* Фрагмент документа

В опыте молчания творец переходит границы реальности, осуществляя транс-цендирование и экзистирование. Как замечает С. Франк, «трансцендирование есть… не достижение чего-либо трансцендентного, а познание трансцендентального» [21, с. 169] как безграничного и бесконечного. Трансцендирование посредством молчания открывает перед индивидом колоссальные возможности. Неслучайно М. Бланшо метафорически высказался о молчании как шепчущей безмерности. Ведь «художник дает себе труд усилием молчания… услышать и выразить голоса тихой жизни» [Цит. по: 11, с. 147], нередко запредельной, трансцендентной, связанной с истиной. В каждом шедевре искусства как вне-себя-потаенности открывается познанная творцом истина.

Трансцендирование как «экзистенциальный “прыжок” через бездну бытия» есть главное «условие погружения в себя, самоуглубления для открытия внутри себя трансцендентного измерения бытия» [8]. В результате расширения собственных границ художник в трансцендентном Ничто полу- чает возможность, удивляясь, созерцать новые пространства с их образами и смыслами. Направляя взор на них, он обретает при созерцании очередные идеи для творчества, которые воплощаются в произведениях искусства. Как справедливо подчеркнул В. В. Бибихин, «мы замешаны в бытие так, что оно раскрывается в своих, непридуманных, настоящих состояниях через нас – и только через нас» [4, с. 271].

Трансцендирование и его осознание дано немногим. Среди них выделим талантливых и гениальных людей, проявляющих внимательность к бытию-в-мире, бытию-с-собой и бытию-с-Другими, что становится основой для размышлений, в том числе в искусстве. Дело в том, что «трансцендентное везде, нигде и здесь, но человек к нему редко может прорваться, потому что он ограничен, пределен» [11, с. 39]. Чаще всего индивид инертен, не желая покидать комфортные для него пространства. Художник открыт бытию-в-мире, всегда находится в творческом поиске, демонстрируя внимательность и сосредоточенность, проявляя интуицию и воображение, что позволяет ему преодолевать любые границы, прикасаясь к Ничто. Особую роль в этом процессе играет молчание, способствующее получению творцом «мистического опыта с его высокой смысловой интенсивностью» [11, с. 24].

* Формулировка задания
Подхватите текст о молчании в художественном творчестве и продолжите его, начав сразу после последнего предложения.

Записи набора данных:
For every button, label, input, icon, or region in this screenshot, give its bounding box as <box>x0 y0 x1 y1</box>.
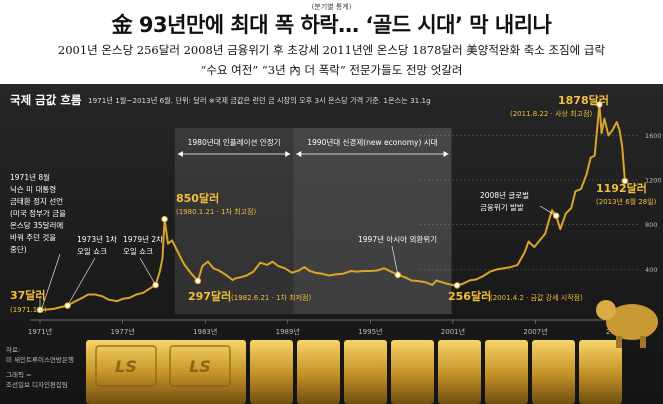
low-1982-value: 297달러 <box>188 289 231 303</box>
marker-2001-low <box>453 282 461 289</box>
crisis-line-1: 2008년 글로벌 <box>480 190 529 200</box>
nixon-line-1: 1971년 8월 <box>10 172 50 182</box>
gold-bars-image: LS LS <box>86 340 622 404</box>
low-2001-value: 256달러 <box>448 289 491 303</box>
period-label-1980s: 1980년대 인플레이션 안정기 <box>188 137 281 147</box>
subheadline-2: “수요 여전” “3년 內 더 폭락” 전문가들도 전망 엇갈려 <box>200 63 463 77</box>
period-arrows <box>177 151 449 157</box>
annotation-1971-value: 37달러 <box>10 288 46 302</box>
leader-line <box>67 257 96 306</box>
annotation-asia-crisis: 1997년 아시아 외환위기 <box>358 234 437 244</box>
peak-1980-date: (1980.1.21 · 1차 최고점) <box>176 207 256 216</box>
nixon-line-6: 바꿔 주던 것을 <box>10 232 56 242</box>
nixon-line-2: 닉슨 미 대통령 <box>10 185 56 194</box>
source-line-4: 조선일보 디자인편집팀 <box>6 380 68 389</box>
annotation-1982-low: 297달러 (1982.6.21 · 1차 최저점) <box>188 289 311 303</box>
now-date: (2013년 6월 28일) <box>596 197 657 206</box>
crisis-line-2: 금융위기 발발 <box>480 203 524 212</box>
gold-price-chart: 1980년대 인플레이션 안정기 1990년대 신경제(new economy)… <box>0 84 663 404</box>
leader-line <box>599 104 601 109</box>
peak-2011-date: (2011.8.22 · 사상 최고점) <box>510 109 592 118</box>
y-tick-label: 1200 <box>645 177 662 185</box>
low-2001-date: (2001.4.2 · 금값 강세 시작점) <box>490 293 583 302</box>
nixon-line-7: 중단) <box>10 244 27 254</box>
svg-text:LS: LS <box>115 357 137 376</box>
annotation-oil-shock-2: 1979년 2차 오일 쇼크 <box>123 234 163 256</box>
annotation-2008-crisis: 2008년 글로벌 금융위기 발발 <box>480 190 529 212</box>
x-tick-label: 1977년 <box>110 327 134 336</box>
marker-1982-low <box>194 277 202 285</box>
subheadline-1: 2001년 온스당 256달러 2008년 금융위기 후 초강세 2011년엔 … <box>57 43 606 57</box>
leader-line <box>539 205 557 217</box>
svg-text:LS: LS <box>189 357 211 376</box>
annotation-oil-shock-1: 1973년 1차 오일 쇼크 <box>77 234 117 256</box>
source-line-2: 미 세인트루이스연방은행 <box>6 355 74 364</box>
low-1982-date: (1982.6.21 · 1차 최저점) <box>231 293 311 302</box>
chart-title: 국제 금값 흐름 <box>10 93 82 107</box>
annotation-1971-date: (1971.1.4) <box>10 306 47 314</box>
chart-subtitle: 1971년 1월~2013년 6월. 단위: 달러 ※국제 금값은 런던 금 시… <box>88 96 431 105</box>
y-tick-label: 800 <box>645 221 657 229</box>
nixon-line-4: (미국 정부가 금을 <box>10 208 66 218</box>
annotation-nixon: 1971년 8월 닉슨 미 대통령 금태환 정지 선언 (미국 정부가 금을 온… <box>10 172 66 254</box>
annotation-1980-peak: 850달러 (1980.1.21 · 1차 최고점) <box>176 191 256 216</box>
annotation-2001-low: 256달러 (2001.4.2 · 금값 강세 시작점) <box>448 289 583 303</box>
peak-2011-value: 1878달러 <box>558 93 609 107</box>
period-arrow-head-right <box>443 151 449 157</box>
headline: 金 93년만에 최대 폭 하락… ‘골드 시대’ 막 내리나 <box>111 13 552 37</box>
now-value: 1192달러 <box>596 181 647 195</box>
marker-1997-asia <box>394 271 402 279</box>
oil-shock-1-line-2: 오일 쇼크 <box>77 247 107 256</box>
y-axis-ticks: 400 800 1200 1600 <box>645 132 662 274</box>
oil-shock-1-line-1: 1973년 1차 <box>77 234 117 244</box>
period-band-1980s <box>174 128 294 314</box>
oil-shock-2-line-1: 1979년 2차 <box>123 234 163 244</box>
annotation-leaders <box>39 104 601 310</box>
top-note: (분기별 통계) <box>311 3 352 11</box>
marker-1973-oil-shock <box>64 302 71 309</box>
marker-1980-peak <box>161 215 168 223</box>
period-band-1990s <box>293 128 452 314</box>
annotation-2013-now: 1192달러 (2013년 6월 28일) <box>596 181 657 206</box>
x-tick-label: 2007년 <box>523 327 547 336</box>
chart-panel: 1980년대 인플레이션 안정기 1990년대 신경제(new economy)… <box>0 84 663 404</box>
period-label-1990s: 1990년대 신경제(new economy) 시대 <box>307 137 437 147</box>
nixon-line-3: 금태환 정지 선언 <box>10 196 63 206</box>
annotation-1971: 37달러 (1971.1.4) <box>10 288 47 314</box>
leader-line <box>139 257 156 286</box>
x-tick-label: 1983년 <box>193 327 217 336</box>
nixon-line-5: 온스당 35달러에 <box>10 220 63 230</box>
peak-1980-value: 850달러 <box>176 191 219 205</box>
period-arrow-head-left <box>296 151 302 157</box>
gold-pig-figurine <box>596 300 658 348</box>
source-line-1: 자료: <box>6 345 20 354</box>
leader-line <box>391 245 399 276</box>
x-tick-label: 1971년 <box>28 327 52 336</box>
gridlines <box>420 135 640 270</box>
y-tick-label: 1600 <box>645 132 662 140</box>
marker-2013-now <box>621 177 629 185</box>
y-tick-label: 400 <box>645 266 657 274</box>
oil-shock-2-line-2: 오일 쇼크 <box>123 247 153 256</box>
marker-2011-peak <box>596 101 603 108</box>
period-arrow-head-left <box>177 151 183 157</box>
x-tick-label: 2001년 <box>441 327 465 336</box>
annotation-2011-peak: 1878달러 (2011.8.22 · 사상 최고점) <box>510 93 609 118</box>
period-arrow-head-right <box>285 151 291 157</box>
x-tick-label: 1995년 <box>358 327 382 336</box>
source-line-3: 그래픽 = <box>6 370 31 379</box>
x-tick-label: 1989년 <box>276 327 300 336</box>
leader-line <box>41 253 61 308</box>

* Письменный ответ
Только захваченность бытием-в-мире, бытием-с-собой и бытием-с-Другими как результат настроенности к миру позволяет индивиду преодолевать видимые и слышимые границы, оказываясь в пространстве, невидимом и неслышимом для Других. Процесс требует активности от творца и направленности на потустороннее, открытости ему и сосредоточенности. При этом переход в иное не имеет четких правил и схем. Транс-цендирование, осуществляемое разными путями, позволяет творцу «видеть, что бытие разное, всматриваться в него, встречать его таким, какое оно есть, и оно каждый раз именно такое, какое оно есть», а задачей художника является «считывать его, собирать» [4, с. 271]. Взор творца особый, чуткий. Он сопряжен с интуицией и воображением, что позволяет видеть и слышать невидимое и неслышимое Другими. Как замечает В. В. Бибихин, «только человек видит, что бытие имеет два статуса, возможности и осуществленности» [4, с. 271]. Возможность бытия открывается творцу в трансцендиро-вании, в пространстве которого избранные художником вероятности обладают потенциалом перехода в действительность.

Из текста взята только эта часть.